The listing below must be repeated word for word, with its images excluded.

**TASK MATERIAL**
☆ ☆ ☆ ☆ ☆
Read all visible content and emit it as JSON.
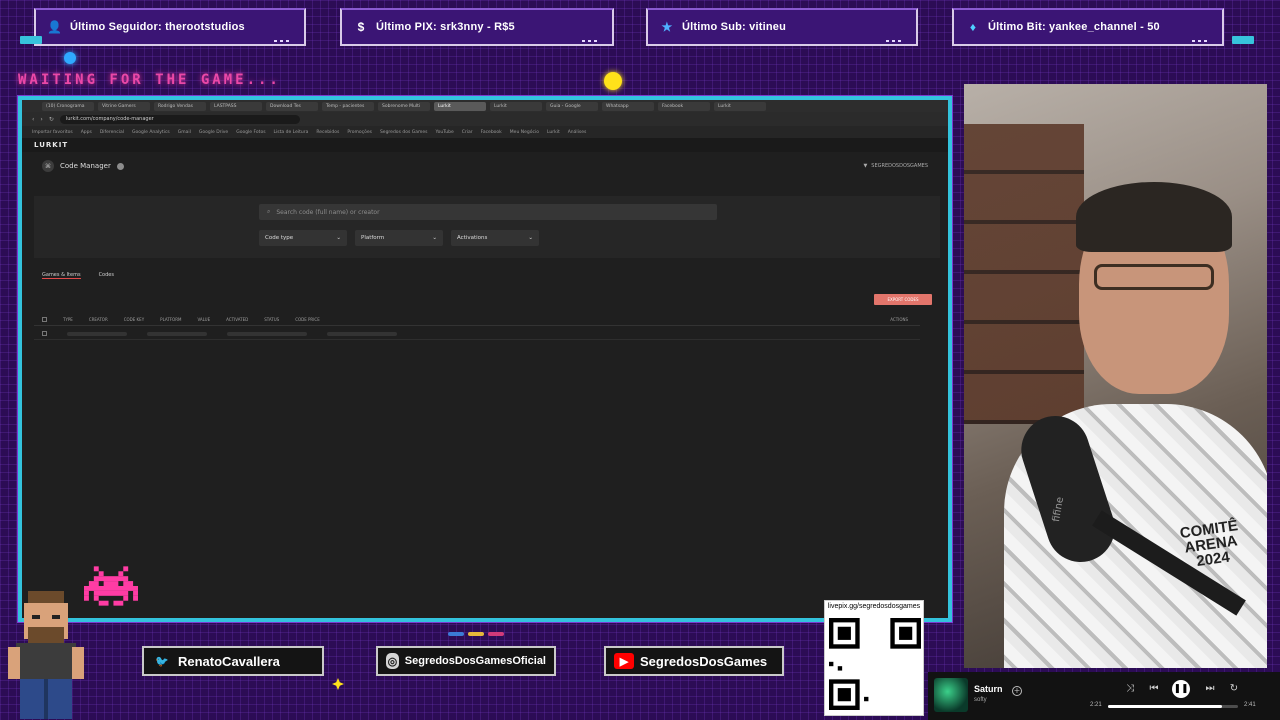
{
  "alerts": {
    "follower": "Último Seguidor: therootstudios",
    "pix": "Último PIX: srk3nny - R$5",
    "sub": "Último Sub: vitineu",
    "bit": "Último Bit: yankee_channel - 50"
  },
  "waiting_text": "WAITING FOR THE GAME...",
  "browser": {
    "tabs": [
      "(10) Cronograma",
      "Vitrine Gamers",
      "Rodrigo Vendas",
      "LASTPASS",
      "Download Tes",
      "Temp - pacientes",
      "Sobrenome Multi",
      "Lurkit",
      "Lurkit",
      "Guia - Google",
      "Whatsapp",
      "Facebook",
      "Lurkit"
    ],
    "active_tab_index": 7,
    "url": "lurkit.com/company/code-manager",
    "bookmarks": [
      "Importar favoritos",
      "Apps",
      "Diferencial",
      "Google Analytics",
      "Gmail",
      "Google Drive",
      "Google Fotos",
      "Lista de Leitura",
      "Recebidos",
      "Promoções",
      "Segredos dos Games",
      "YouTube",
      "Criar",
      "Facebook",
      "Meu Negócio",
      "Lurkit",
      "Análises"
    ],
    "site_logo": "LURKIT",
    "page_title": "Code Manager",
    "header_right": "SEGREDOSDOSGAMES",
    "search_placeholder": "Search code (full name) or creator",
    "dropdowns": [
      "Code type",
      "Platform",
      "Activations"
    ],
    "content_tabs": [
      "Games & Items",
      "Codes"
    ],
    "export_button": "EXPORT CODES",
    "table_headers": [
      "TYPE",
      "CREATOR",
      "CODE KEY",
      "PLATFORM",
      "VALUE",
      "ACTIVATED",
      "STATUS",
      "CODE PRICE",
      "ACTIONS"
    ]
  },
  "socials": {
    "twitter": "RenatoCavallera",
    "instagram": "SegredosDosGamesOficial",
    "youtube": "SegredosDosGames"
  },
  "qr": {
    "url": "livepix.gg/segredosdosgames"
  },
  "webcam": {
    "shirt_text": "COMITÊ ARENA 2024",
    "mic_brand": "fifine"
  },
  "player": {
    "track": "Saturn",
    "artist": "softy",
    "elapsed": "2:21",
    "duration": "2:41",
    "progress": 0.876
  },
  "colors": {
    "frame_border": "#33c3dd",
    "background": "#2c0c55",
    "waiting": "#ff4fb0",
    "export_button": "#e2756b"
  }
}
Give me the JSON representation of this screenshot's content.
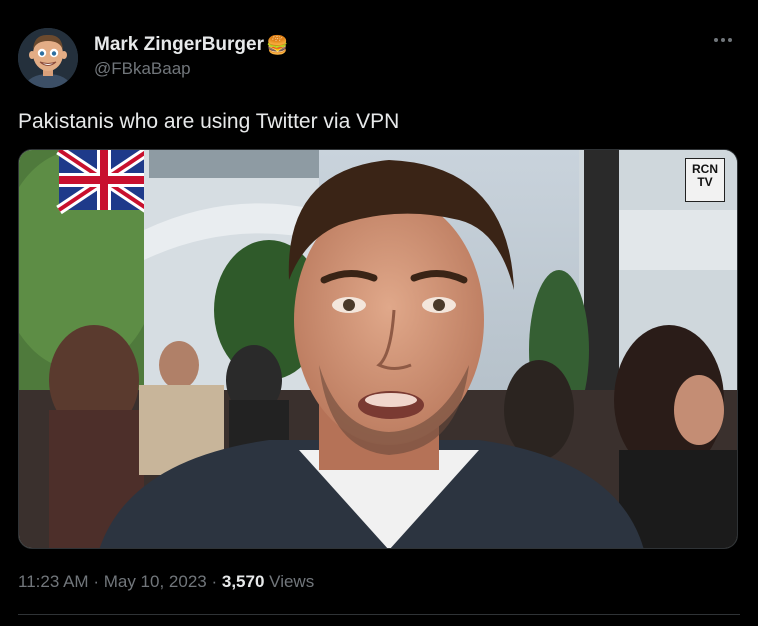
{
  "tweet": {
    "author": {
      "display_name": "Mark ZingerBurger",
      "emoji": "🍔",
      "handle": "@FBkaBaap",
      "avatar_icon": "cartoon-avatar"
    },
    "more_icon": "more-dots-icon",
    "text": "Pakistanis who are using Twitter via VPN",
    "media": {
      "watermark_line1": "RCN",
      "watermark_line2": "TV"
    },
    "time": "11:23 AM",
    "sep1": "·",
    "date": "May 10, 2023",
    "sep2": "·",
    "views_count": "3,570",
    "views_label": "Views"
  },
  "colors": {
    "background": "#000000",
    "text_primary": "#e7e9ea",
    "text_secondary": "#71767b",
    "border": "#2f3336"
  }
}
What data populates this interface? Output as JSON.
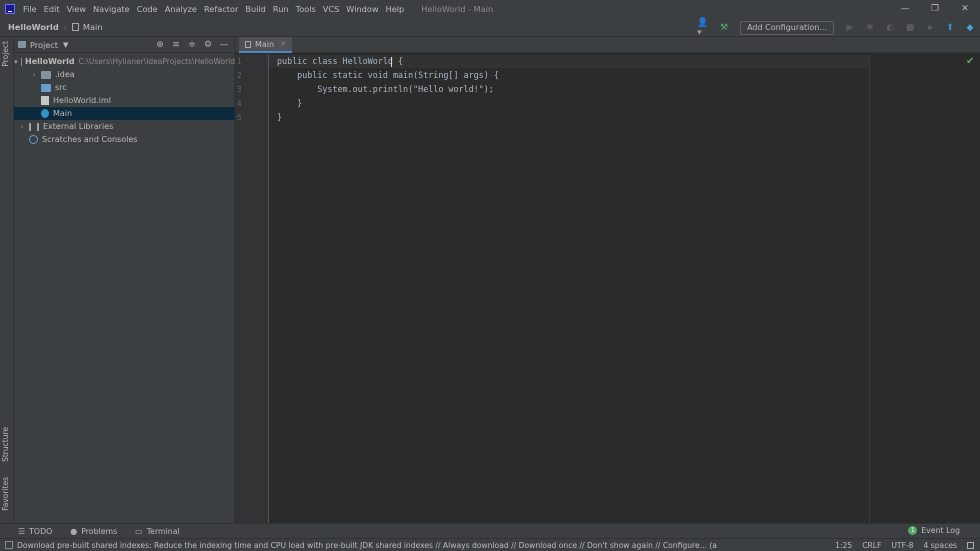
{
  "menu": [
    "File",
    "Edit",
    "View",
    "Navigate",
    "Code",
    "Analyze",
    "Refactor",
    "Build",
    "Run",
    "Tools",
    "VCS",
    "Window",
    "Help"
  ],
  "window_title": "HelloWorld - Main",
  "window_controls": {
    "minimize": "—",
    "restore": "❐",
    "close": "✕"
  },
  "breadcrumb": {
    "project": "HelloWorld",
    "file": "Main"
  },
  "toolbar": {
    "add_configuration": "Add Configuration..."
  },
  "project_panel": {
    "title": "Project",
    "tree": [
      {
        "label": "HelloWorld",
        "path": "C:\\Users\\Hylianer\\IdeaProjects\\HelloWorld",
        "kind": "project",
        "expanded": true
      },
      {
        "label": ".idea",
        "kind": "folder",
        "expanded": false
      },
      {
        "label": "src",
        "kind": "source-folder"
      },
      {
        "label": "HelloWorld.iml",
        "kind": "iml"
      },
      {
        "label": "Main",
        "kind": "java",
        "selected": true
      },
      {
        "label": "External Libraries",
        "kind": "libraries",
        "expanded": false
      },
      {
        "label": "Scratches and Consoles",
        "kind": "scratches"
      }
    ]
  },
  "left_strip": {
    "project": "Project",
    "structure": "Structure",
    "favorites": "Favorites"
  },
  "editor": {
    "tab": "Main",
    "line_numbers": [
      "1",
      "2",
      "3",
      "4",
      "5"
    ],
    "lines": [
      "public class HelloWorld {",
      "    public static void main(String[] args) {",
      "        System.out.println(\"Hello world!\");",
      "    }",
      "}"
    ],
    "cursor": "1:25"
  },
  "bottom_tabs": {
    "todo": "TODO",
    "problems": "Problems",
    "terminal": "Terminal",
    "event_log": "Event Log"
  },
  "status": {
    "message": "Download pre-built shared indexes: Reduce the indexing time and CPU load with pre-built JDK shared indexes // Always download // Download once // Don't show again // Configure... (a minute ago)",
    "position": "1:25",
    "line_sep": "CRLF",
    "encoding": "UTF-8",
    "indent": "4 spaces"
  },
  "colors": {
    "background": "#2b2b2b",
    "panel": "#3c3f41",
    "selection": "#0d293e",
    "accent": "#4a88c7",
    "ok": "#59a869"
  }
}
☆ ☆ ☆ ☆ ☆
**WRITTEN RESPONSE**
Read all visible content and emit it as JSON.
{
  "alerts": {
    "follower": "Último Seguidor: therootstudios",
    "pix": "Último PIX: srk3nny - R$5",
    "sub": "Último Sub: vitineu",
    "bit": "Último Bit: yankee_channel - 50"
  },
  "waiting_text": "WAITING FOR THE GAME...",
  "browser": {
    "tabs": [
      "(10) Cronograma",
      "Vitrine Gamers",
      "Rodrigo Vendas",
      "LASTPASS",
      "Download Tes",
      "Temp - pacientes",
      "Sobrenome Multi",
      "Lurkit",
      "Lurkit",
      "Guia - Google",
      "Whatsapp",
      "Facebook",
      "Lurkit"
    ],
    "active_tab_index": 7,
    "url": "lurkit.com/company/code-manager",
    "bookmarks": [
      "Importar favoritos",
      "Apps",
      "Diferencial",
      "Google Analytics",
      "Gmail",
      "Google Drive",
      "Google Fotos",
      "Lista de Leitura",
      "Recebidos",
      "Promoções",
      "Segredos dos Games",
      "YouTube",
      "Criar",
      "Facebook",
      "Meu Negócio",
      "Lurkit",
      "Análises"
    ],
    "site_logo": "LURKIT",
    "page_title": "Code Manager",
    "header_right": "SEGREDOSDOSGAMES",
    "search_placeholder": "Search code (full name) or creator",
    "dropdowns": [
      "Code type",
      "Platform",
      "Activations"
    ],
    "content_tabs": [
      "Games & Items",
      "Codes"
    ],
    "export_button": "EXPORT CODES",
    "table_headers": [
      "TYPE",
      "CREATOR",
      "CODE KEY",
      "PLATFORM",
      "VALUE",
      "ACTIVATED",
      "STATUS",
      "CODE PRICE",
      "ACTIONS"
    ]
  },
  "socials": {
    "twitter": "RenatoCavallera",
    "instagram": "SegredosDosGamesOficial",
    "youtube": "SegredosDosGames"
  },
  "qr": {
    "url": "livepix.gg/segredosdosgames"
  },
  "webcam": {
    "shirt_text": "COMITÊ ARENA 2024",
    "mic_brand": "fifine"
  },
  "player": {
    "track": "Saturn",
    "artist": "softy",
    "elapsed": "2:21",
    "duration": "2:41",
    "progress": 0.876
  },
  "colors": {
    "frame_border": "#33c3dd",
    "background": "#2c0c55",
    "waiting": "#ff4fb0",
    "export_button": "#e2756b"
  }
}
Give me the JSON representation of this screenshot's content.
{
  "tweet": {
    "author": {
      "display_name": "Mark ZingerBurger",
      "emoji": "🍔",
      "handle": "@FBkaBaap",
      "avatar_icon": "cartoon-avatar"
    },
    "more_icon": "more-dots-icon",
    "text": "Pakistanis who are using Twitter via VPN",
    "media": {
      "watermark_line1": "RCN",
      "watermark_line2": "TV"
    },
    "time": "11:23 AM",
    "sep1": "·",
    "date": "May 10, 2023",
    "sep2": "·",
    "views_count": "3,570",
    "views_label": "Views"
  },
  "colors": {
    "background": "#000000",
    "text_primary": "#e7e9ea",
    "text_secondary": "#71767b",
    "border": "#2f3336"
  }
}
What data populates this interface? Output as JSON.
{
  "menu": [
    "File",
    "Edit",
    "View",
    "Navigate",
    "Code",
    "Analyze",
    "Refactor",
    "Build",
    "Run",
    "Tools",
    "VCS",
    "Window",
    "Help"
  ],
  "window_title": "HelloWorld - Main",
  "window_controls": {
    "minimize": "—",
    "restore": "❐",
    "close": "✕"
  },
  "breadcrumb": {
    "project": "HelloWorld",
    "file": "Main"
  },
  "toolbar": {
    "add_configuration": "Add Configuration..."
  },
  "project_panel": {
    "title": "Project",
    "tree": [
      {
        "label": "HelloWorld",
        "path": "C:\\Users\\Hylianer\\IdeaProjects\\HelloWorld",
        "kind": "project",
        "expanded": true
      },
      {
        "label": ".idea",
        "kind": "folder",
        "expanded": false
      },
      {
        "label": "src",
        "kind": "source-folder"
      },
      {
        "label": "HelloWorld.iml",
        "kind": "iml"
      },
      {
        "label": "Main",
        "kind": "java",
        "selected": true
      },
      {
        "label": "External Libraries",
        "kind": "libraries",
        "expanded": false
      },
      {
        "label": "Scratches and Consoles",
        "kind": "scratches"
      }
    ]
  },
  "left_strip": {
    "project": "Project",
    "structure": "Structure",
    "favorites": "Favorites"
  },
  "editor": {
    "tab": "Main",
    "line_numbers": [
      "1",
      "2",
      "3",
      "4",
      "5"
    ],
    "lines": [
      "public class HelloWorld {",
      "    public static void main(String[] args) {",
      "        System.out.println(\"Hello world!\");",
      "    }",
      "}"
    ],
    "cursor": "1:25"
  },
  "bottom_tabs": {
    "todo": "TODO",
    "problems": "Problems",
    "terminal": "Terminal",
    "event_log": "Event Log"
  },
  "status": {
    "message": "Download pre-built shared indexes: Reduce the indexing time and CPU load with pre-built JDK shared indexes // Always download // Download once // Don't show again // Configure... (a minute ago)",
    "position": "1:25",
    "line_sep": "CRLF",
    "encoding": "UTF-8",
    "indent": "4 spaces"
  },
  "colors": {
    "background": "#2b2b2b",
    "panel": "#3c3f41",
    "selection": "#0d293e",
    "accent": "#4a88c7",
    "ok": "#59a869"
  }
}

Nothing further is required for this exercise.